=== WHAT IS BEING ASKED ===
Convert the rows from the line containing "Enumerate the UI" through the line containing "1665, 1050, 1730]" into a numbered list, skipping blank lines and leaving out the pictures.
>>
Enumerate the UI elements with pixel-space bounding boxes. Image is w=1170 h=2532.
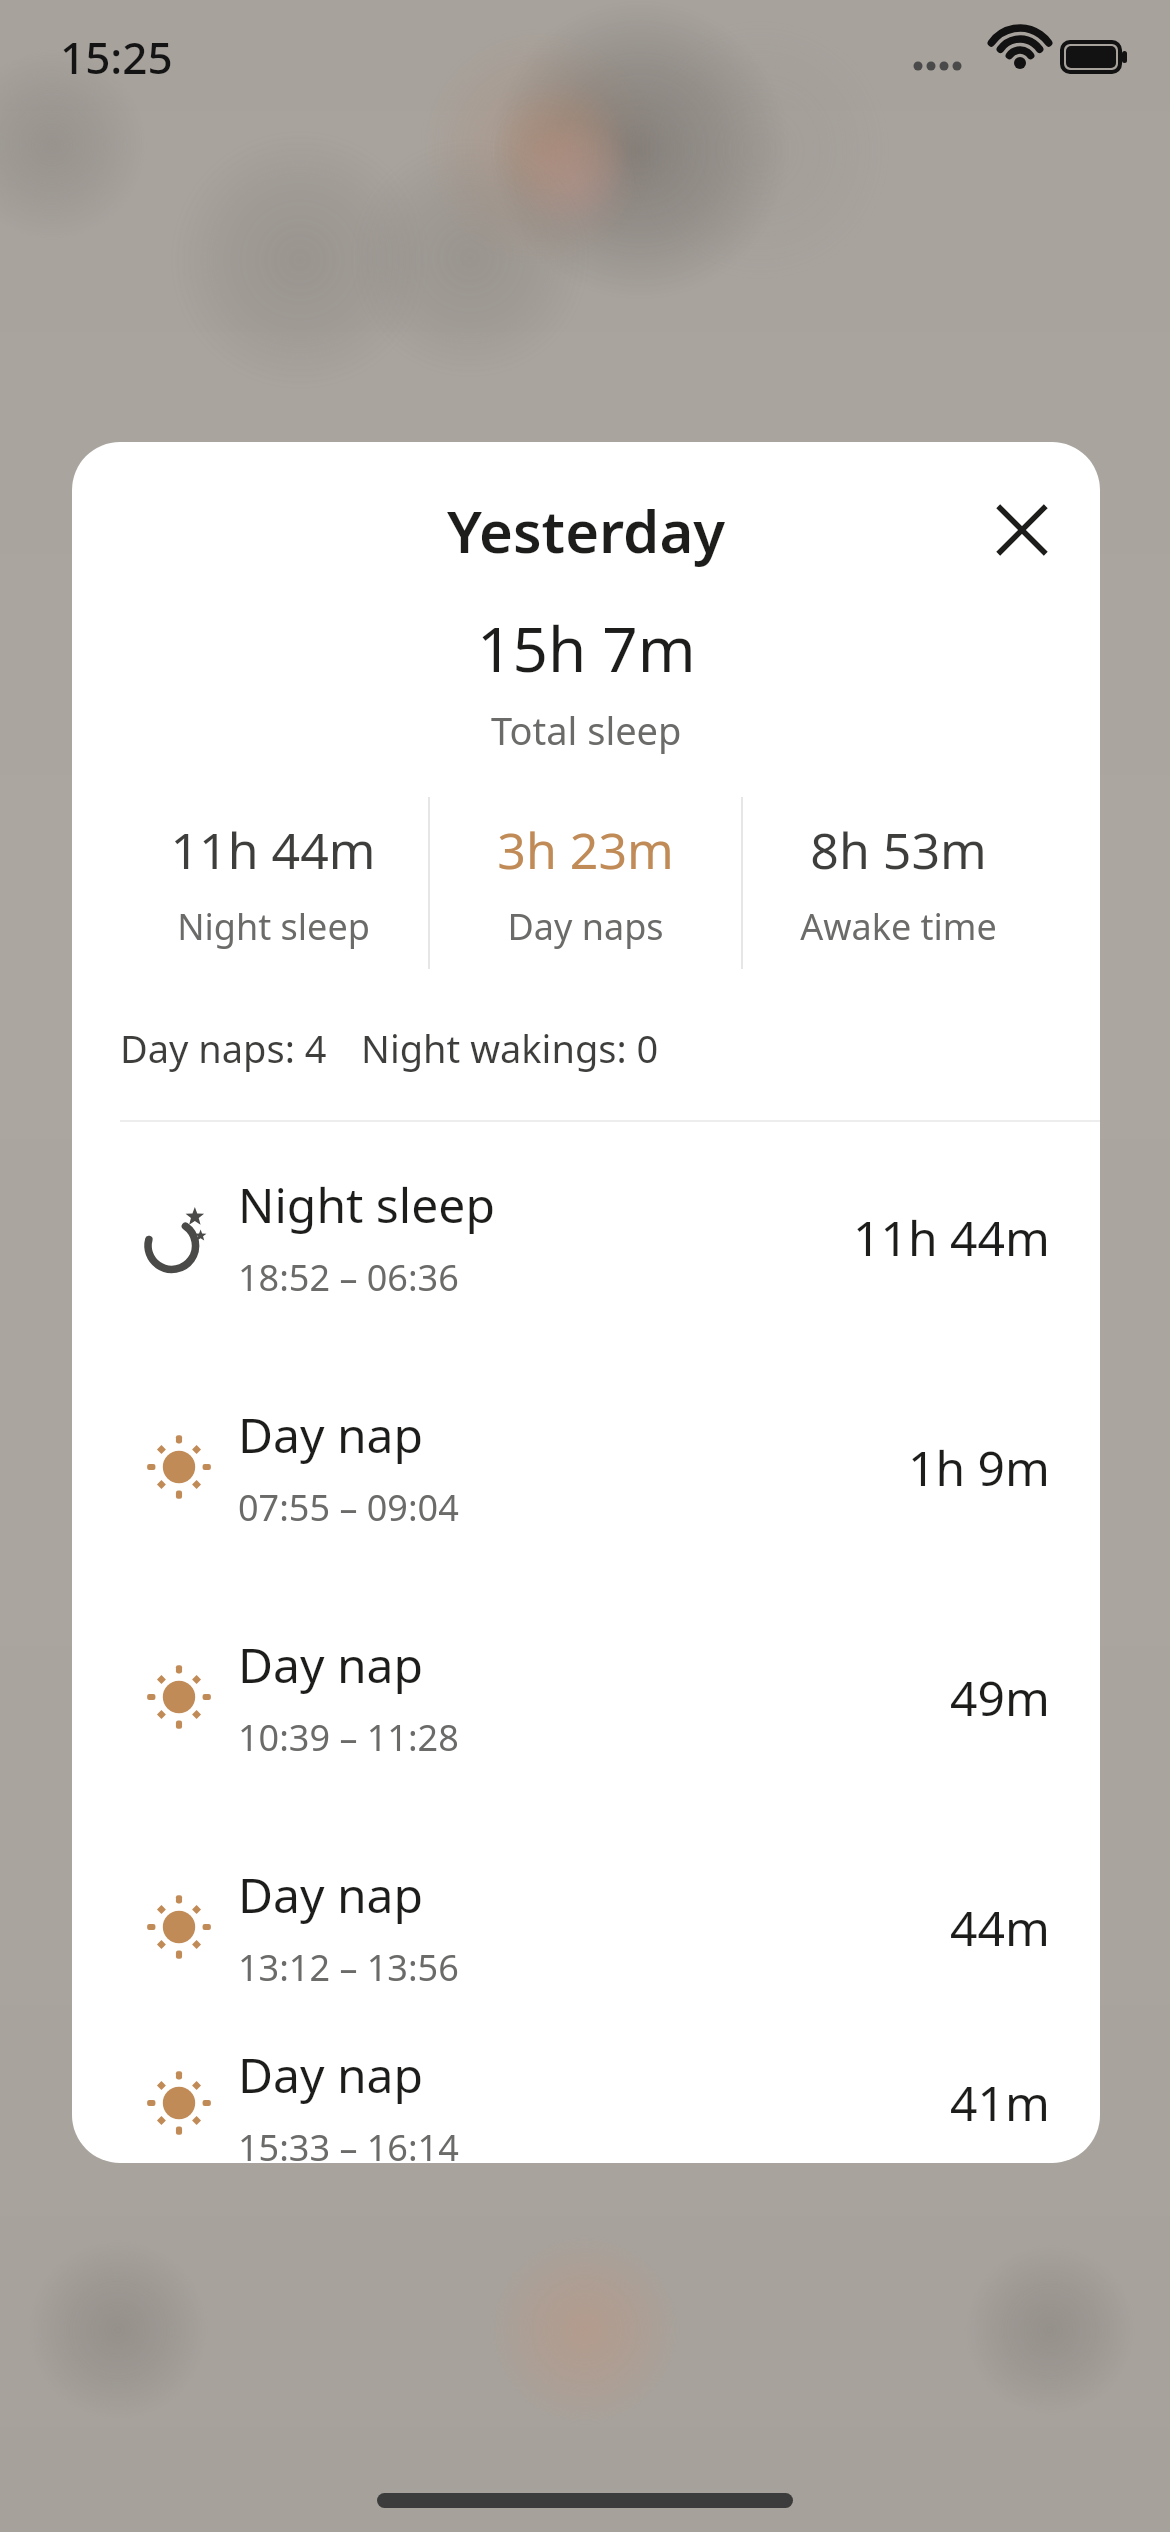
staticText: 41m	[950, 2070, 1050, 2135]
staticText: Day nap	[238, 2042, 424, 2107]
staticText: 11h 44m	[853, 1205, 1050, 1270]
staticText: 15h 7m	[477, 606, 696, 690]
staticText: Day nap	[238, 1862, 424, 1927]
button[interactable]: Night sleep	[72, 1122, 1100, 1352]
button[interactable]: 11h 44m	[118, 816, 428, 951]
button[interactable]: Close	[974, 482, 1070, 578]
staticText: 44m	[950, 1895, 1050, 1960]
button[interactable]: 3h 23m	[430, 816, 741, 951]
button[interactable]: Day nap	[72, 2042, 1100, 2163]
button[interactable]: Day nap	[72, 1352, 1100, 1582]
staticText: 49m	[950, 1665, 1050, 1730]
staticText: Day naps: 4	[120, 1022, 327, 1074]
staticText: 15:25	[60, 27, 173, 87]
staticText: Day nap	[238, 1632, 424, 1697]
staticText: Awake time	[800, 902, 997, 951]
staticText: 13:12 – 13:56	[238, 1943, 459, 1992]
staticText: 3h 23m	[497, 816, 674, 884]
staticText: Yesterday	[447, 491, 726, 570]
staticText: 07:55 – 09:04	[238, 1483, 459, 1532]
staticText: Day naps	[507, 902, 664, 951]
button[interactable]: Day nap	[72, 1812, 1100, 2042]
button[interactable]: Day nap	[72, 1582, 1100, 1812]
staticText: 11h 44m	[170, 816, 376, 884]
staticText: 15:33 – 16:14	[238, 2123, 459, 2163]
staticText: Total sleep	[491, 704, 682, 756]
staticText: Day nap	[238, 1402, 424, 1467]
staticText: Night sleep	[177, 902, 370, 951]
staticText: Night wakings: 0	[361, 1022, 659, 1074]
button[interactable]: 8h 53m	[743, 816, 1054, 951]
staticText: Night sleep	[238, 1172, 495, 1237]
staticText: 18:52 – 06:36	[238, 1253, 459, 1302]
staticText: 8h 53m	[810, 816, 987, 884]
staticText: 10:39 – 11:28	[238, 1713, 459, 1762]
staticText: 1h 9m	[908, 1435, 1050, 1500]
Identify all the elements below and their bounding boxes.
<<
>>
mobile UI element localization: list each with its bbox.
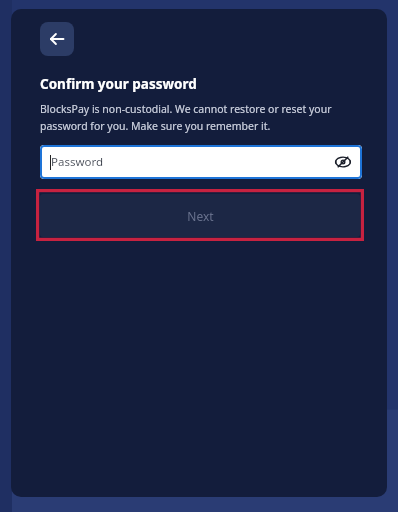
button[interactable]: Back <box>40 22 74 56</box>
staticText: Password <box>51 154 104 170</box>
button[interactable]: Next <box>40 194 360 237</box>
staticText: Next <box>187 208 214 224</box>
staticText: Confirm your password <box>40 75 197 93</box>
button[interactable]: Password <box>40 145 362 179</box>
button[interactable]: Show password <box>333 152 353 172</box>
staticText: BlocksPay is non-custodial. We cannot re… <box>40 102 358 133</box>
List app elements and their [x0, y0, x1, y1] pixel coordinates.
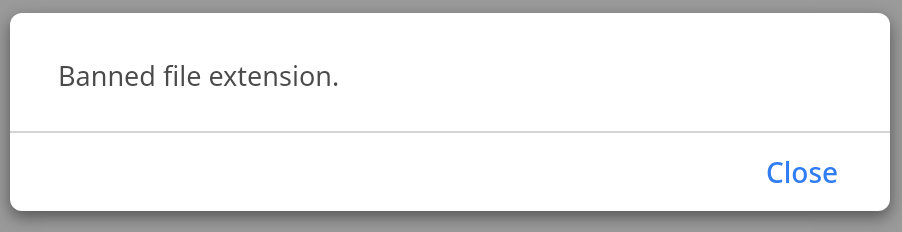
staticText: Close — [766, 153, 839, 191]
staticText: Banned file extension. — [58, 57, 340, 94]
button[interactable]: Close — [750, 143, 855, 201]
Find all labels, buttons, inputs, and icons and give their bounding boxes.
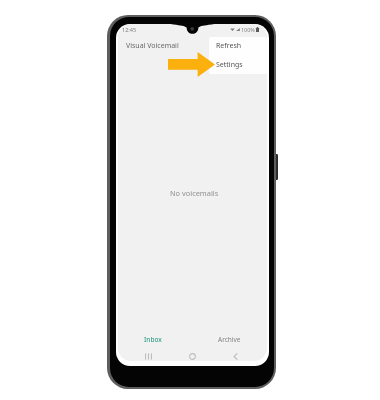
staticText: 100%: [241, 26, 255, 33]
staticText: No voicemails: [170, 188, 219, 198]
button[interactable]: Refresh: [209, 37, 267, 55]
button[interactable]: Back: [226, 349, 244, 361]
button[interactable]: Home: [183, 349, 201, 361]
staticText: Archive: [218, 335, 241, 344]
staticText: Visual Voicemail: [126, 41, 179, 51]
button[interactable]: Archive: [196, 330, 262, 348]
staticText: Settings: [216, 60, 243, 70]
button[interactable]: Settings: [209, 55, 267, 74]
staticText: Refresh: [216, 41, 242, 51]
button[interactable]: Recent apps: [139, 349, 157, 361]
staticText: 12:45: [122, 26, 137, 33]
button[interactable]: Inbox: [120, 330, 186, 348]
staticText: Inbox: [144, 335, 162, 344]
<<
>>
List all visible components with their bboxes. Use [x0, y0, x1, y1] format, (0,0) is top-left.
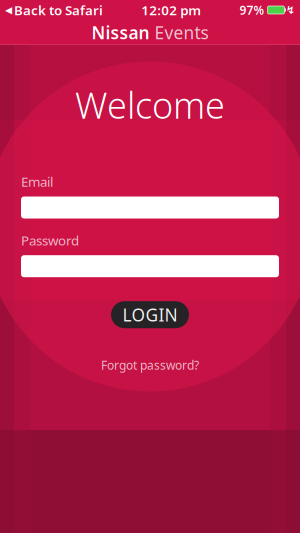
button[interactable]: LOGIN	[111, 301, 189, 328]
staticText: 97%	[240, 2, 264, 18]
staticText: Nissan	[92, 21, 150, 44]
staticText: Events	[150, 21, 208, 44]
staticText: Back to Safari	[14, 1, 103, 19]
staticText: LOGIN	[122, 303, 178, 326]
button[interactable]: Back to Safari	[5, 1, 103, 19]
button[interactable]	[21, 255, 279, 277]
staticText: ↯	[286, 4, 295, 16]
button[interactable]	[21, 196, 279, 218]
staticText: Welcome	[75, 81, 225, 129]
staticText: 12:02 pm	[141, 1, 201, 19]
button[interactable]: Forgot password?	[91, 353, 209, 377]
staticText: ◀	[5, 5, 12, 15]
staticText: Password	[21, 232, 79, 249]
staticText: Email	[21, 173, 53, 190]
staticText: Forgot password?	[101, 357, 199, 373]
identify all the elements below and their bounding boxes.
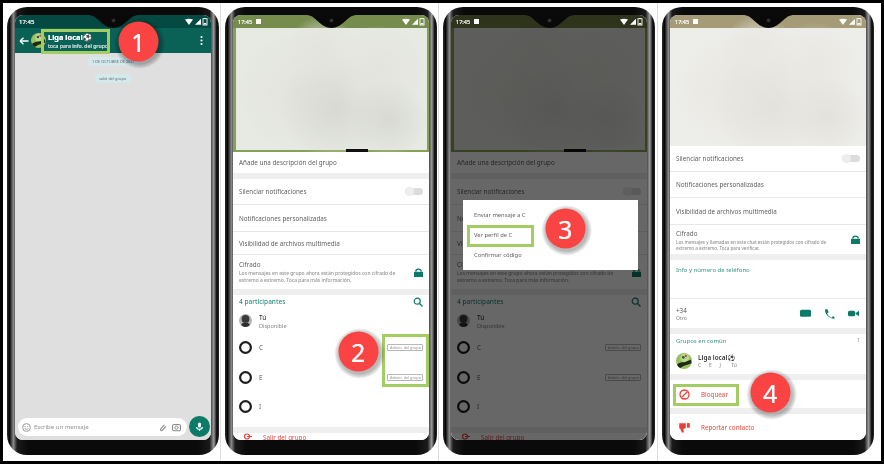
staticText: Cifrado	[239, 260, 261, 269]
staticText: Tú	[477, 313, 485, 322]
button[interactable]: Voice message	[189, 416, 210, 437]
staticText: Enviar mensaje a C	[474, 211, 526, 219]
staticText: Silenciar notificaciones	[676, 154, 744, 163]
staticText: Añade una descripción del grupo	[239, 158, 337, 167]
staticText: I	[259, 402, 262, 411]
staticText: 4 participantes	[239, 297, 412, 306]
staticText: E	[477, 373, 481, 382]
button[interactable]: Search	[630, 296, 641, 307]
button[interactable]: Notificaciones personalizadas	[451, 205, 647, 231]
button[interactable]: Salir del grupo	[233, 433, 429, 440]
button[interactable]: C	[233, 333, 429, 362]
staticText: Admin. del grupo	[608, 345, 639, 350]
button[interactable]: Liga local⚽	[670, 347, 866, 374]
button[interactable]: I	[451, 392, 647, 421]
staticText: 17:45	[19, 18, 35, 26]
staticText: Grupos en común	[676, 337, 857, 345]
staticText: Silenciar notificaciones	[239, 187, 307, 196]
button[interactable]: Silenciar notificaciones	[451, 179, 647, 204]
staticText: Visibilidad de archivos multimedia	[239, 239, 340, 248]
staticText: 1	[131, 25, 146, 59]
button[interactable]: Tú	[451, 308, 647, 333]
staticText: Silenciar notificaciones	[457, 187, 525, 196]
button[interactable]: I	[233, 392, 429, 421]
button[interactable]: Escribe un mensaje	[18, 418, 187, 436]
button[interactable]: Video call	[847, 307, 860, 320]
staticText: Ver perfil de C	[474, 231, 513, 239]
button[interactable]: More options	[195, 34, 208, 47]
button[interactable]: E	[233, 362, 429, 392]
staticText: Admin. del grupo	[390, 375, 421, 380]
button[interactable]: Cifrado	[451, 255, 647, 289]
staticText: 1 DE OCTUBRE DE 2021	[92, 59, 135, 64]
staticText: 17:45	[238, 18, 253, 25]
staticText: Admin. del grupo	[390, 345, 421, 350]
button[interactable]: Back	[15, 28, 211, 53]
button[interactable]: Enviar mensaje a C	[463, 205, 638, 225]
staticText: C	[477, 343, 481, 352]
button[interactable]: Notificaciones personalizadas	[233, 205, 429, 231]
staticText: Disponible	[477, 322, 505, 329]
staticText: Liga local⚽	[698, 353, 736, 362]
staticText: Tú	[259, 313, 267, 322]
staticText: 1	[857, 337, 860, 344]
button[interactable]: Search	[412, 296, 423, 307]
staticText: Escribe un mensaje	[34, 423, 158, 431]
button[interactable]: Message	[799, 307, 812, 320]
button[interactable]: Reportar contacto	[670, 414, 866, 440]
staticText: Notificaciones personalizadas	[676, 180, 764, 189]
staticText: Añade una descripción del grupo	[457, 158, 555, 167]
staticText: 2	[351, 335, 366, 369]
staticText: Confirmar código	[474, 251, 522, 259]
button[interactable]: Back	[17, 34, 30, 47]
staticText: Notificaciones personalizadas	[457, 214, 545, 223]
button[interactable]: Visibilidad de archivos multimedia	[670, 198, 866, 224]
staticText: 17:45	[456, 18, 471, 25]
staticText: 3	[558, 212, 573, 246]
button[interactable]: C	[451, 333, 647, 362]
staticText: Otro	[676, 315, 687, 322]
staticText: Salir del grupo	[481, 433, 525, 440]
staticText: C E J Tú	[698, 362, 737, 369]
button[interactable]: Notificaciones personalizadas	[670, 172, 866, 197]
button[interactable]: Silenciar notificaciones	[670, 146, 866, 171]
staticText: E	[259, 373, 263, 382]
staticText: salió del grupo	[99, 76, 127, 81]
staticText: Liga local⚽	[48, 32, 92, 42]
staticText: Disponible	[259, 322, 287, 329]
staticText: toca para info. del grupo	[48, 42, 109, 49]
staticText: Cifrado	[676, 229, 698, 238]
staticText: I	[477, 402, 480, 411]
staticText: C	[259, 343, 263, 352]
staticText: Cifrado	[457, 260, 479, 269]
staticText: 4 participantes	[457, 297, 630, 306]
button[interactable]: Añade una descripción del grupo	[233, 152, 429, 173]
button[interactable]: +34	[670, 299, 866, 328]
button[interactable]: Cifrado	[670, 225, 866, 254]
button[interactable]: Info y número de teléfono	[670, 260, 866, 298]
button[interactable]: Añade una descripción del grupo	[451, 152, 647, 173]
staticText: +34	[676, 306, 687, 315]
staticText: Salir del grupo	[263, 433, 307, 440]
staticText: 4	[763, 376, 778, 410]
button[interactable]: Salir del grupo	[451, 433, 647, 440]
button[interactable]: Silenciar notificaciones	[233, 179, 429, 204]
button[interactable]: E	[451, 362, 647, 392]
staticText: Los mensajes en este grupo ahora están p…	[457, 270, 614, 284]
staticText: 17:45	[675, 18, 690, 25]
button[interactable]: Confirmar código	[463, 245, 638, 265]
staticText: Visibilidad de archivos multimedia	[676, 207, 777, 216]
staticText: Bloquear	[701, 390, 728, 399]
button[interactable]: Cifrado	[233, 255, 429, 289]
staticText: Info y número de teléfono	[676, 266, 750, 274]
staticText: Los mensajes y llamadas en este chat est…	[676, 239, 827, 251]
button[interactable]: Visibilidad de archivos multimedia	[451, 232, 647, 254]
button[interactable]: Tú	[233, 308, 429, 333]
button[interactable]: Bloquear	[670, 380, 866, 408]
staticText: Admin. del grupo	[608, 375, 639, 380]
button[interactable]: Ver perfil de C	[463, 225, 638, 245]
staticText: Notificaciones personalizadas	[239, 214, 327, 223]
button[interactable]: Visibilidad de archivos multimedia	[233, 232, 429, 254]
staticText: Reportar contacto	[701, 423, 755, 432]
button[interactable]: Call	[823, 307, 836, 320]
<<
=== WRITTEN ANSWER ===
1. Enumerate the UI elements with pixel-space bounding boxes. Image is w=1170 h=2532.
2. staticText: 41m	[950, 2070, 1050, 2135]
3. staticText: Day nap	[238, 2042, 424, 2107]
4. staticText: 11h 44m	[853, 1205, 1050, 1270]
5. staticText: 15h 7m	[477, 606, 696, 690]
6. staticText: Day nap	[238, 1862, 424, 1927]
7. button[interactable]: Night sleep	[72, 1122, 1100, 1352]
8. button[interactable]: 11h 44m	[118, 816, 428, 951]
9. button[interactable]: Close	[974, 482, 1070, 578]
10. staticText: 44m	[950, 1895, 1050, 1960]
11. button[interactable]: 3h 23m	[430, 816, 741, 951]
12. button[interactable]: Day nap	[72, 2042, 1100, 2163]
13. button[interactable]: Day nap	[72, 1352, 1100, 1582]
14. staticText: 49m	[950, 1665, 1050, 1730]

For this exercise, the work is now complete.